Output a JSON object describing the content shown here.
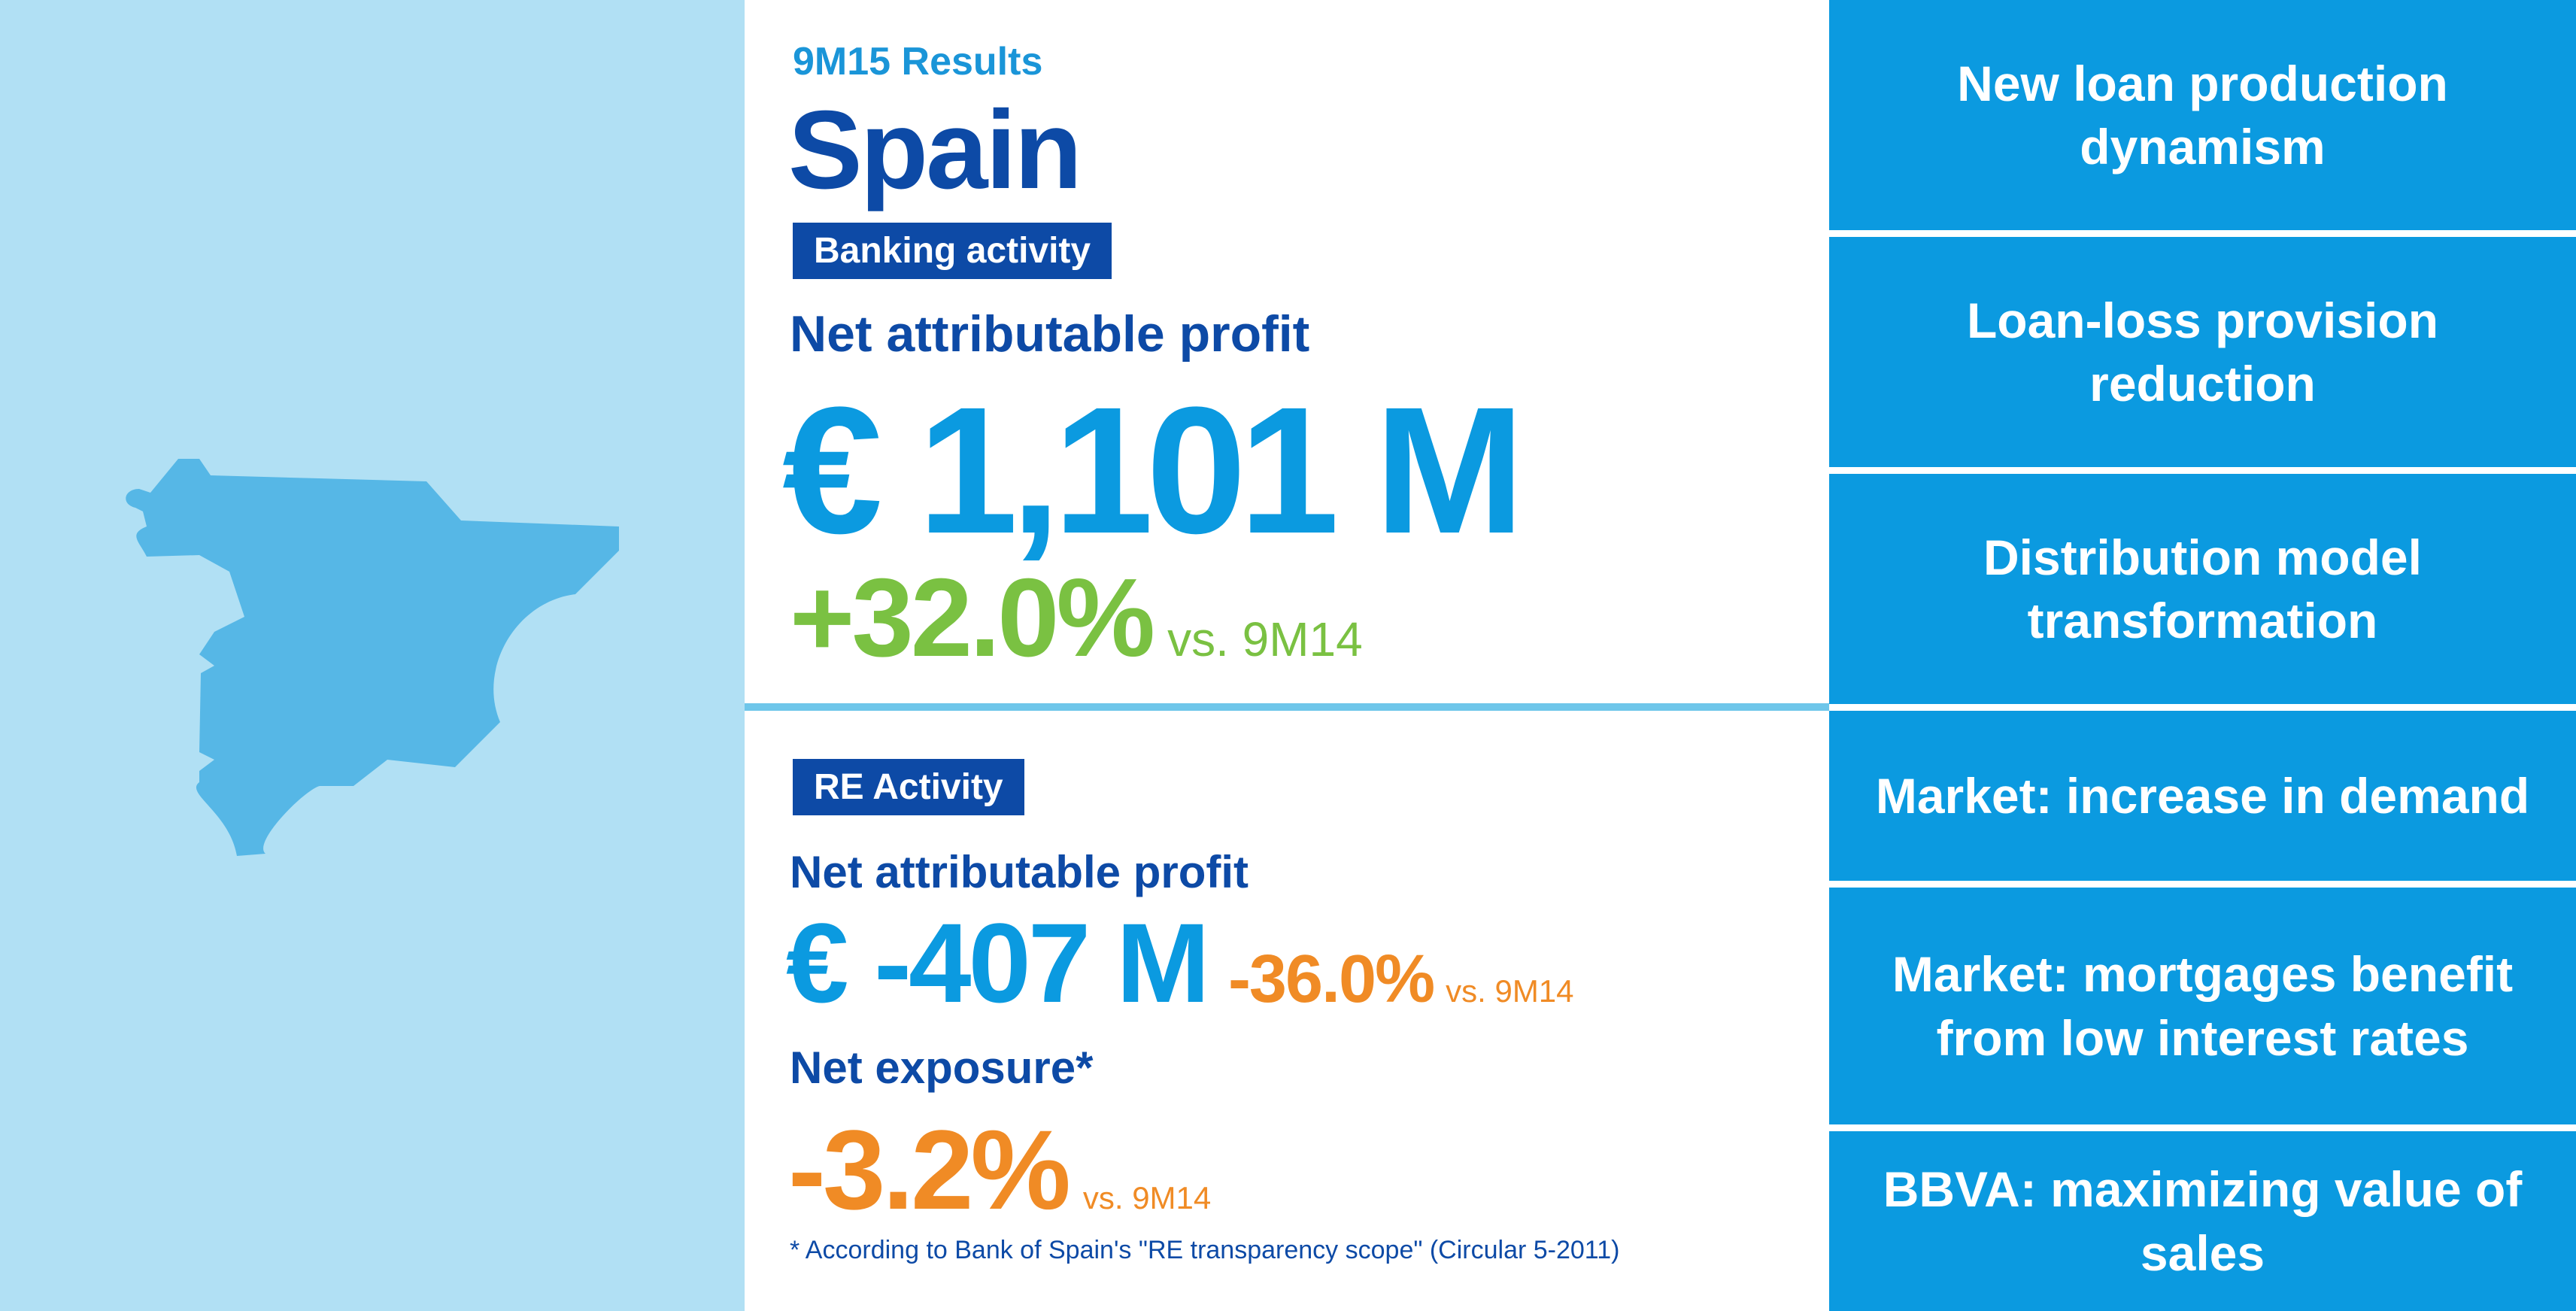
{
  "header": {
    "period": "9M15 Results",
    "country": "Spain"
  },
  "banking": {
    "tag": "Banking activity",
    "label": "Net attributable profit",
    "value": "€ 1,101 M",
    "change": "+32.0%",
    "comparison": "vs. 9M14"
  },
  "re_activity": {
    "tag": "RE Activity",
    "profit_label": "Net attributable profit",
    "profit_value": "€ -407 M",
    "profit_change": "-36.0%",
    "profit_comparison": "vs. 9M14",
    "exposure_label": "Net exposure*",
    "exposure_change": "-3.2%",
    "exposure_comparison": "vs. 9M14",
    "footnote": "* According to Bank of Spain's \"RE transparency scope\" (Circular 5-2011)"
  },
  "highlights": [
    "New loan production dynamism",
    "Loan-loss provision reduction",
    "Distribution model transformation",
    "Market: increase in demand",
    "Market: mortgages benefit from low interest rates",
    "BBVA: maximizing value of sales"
  ],
  "colors": {
    "map_background": "#b1e0f4",
    "map_shape": "#56b7e6",
    "dark_blue": "#0d4aa6",
    "bright_blue": "#0b9ae0",
    "green": "#7ac142",
    "orange": "#f08b25"
  }
}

* _Prompt_
Repeat the records above exactly, leaving out the pictures.

* _Final answer_
Output a JSON object describing the content shown here.
{
  "header": {
    "period": "9M15 Results",
    "country": "Spain"
  },
  "banking": {
    "tag": "Banking activity",
    "label": "Net attributable profit",
    "value": "€ 1,101 M",
    "change": "+32.0%",
    "comparison": "vs. 9M14"
  },
  "re_activity": {
    "tag": "RE Activity",
    "profit_label": "Net attributable profit",
    "profit_value": "€ -407 M",
    "profit_change": "-36.0%",
    "profit_comparison": "vs. 9M14",
    "exposure_label": "Net exposure*",
    "exposure_change": "-3.2%",
    "exposure_comparison": "vs. 9M14",
    "footnote": "* According to Bank of Spain's \"RE transparency scope\" (Circular 5-2011)"
  },
  "highlights": [
    "New loan production dynamism",
    "Loan-loss provision reduction",
    "Distribution model transformation",
    "Market: increase in demand",
    "Market: mortgages benefit from low interest rates",
    "BBVA: maximizing value of sales"
  ],
  "colors": {
    "map_background": "#b1e0f4",
    "map_shape": "#56b7e6",
    "dark_blue": "#0d4aa6",
    "bright_blue": "#0b9ae0",
    "green": "#7ac142",
    "orange": "#f08b25"
  }
}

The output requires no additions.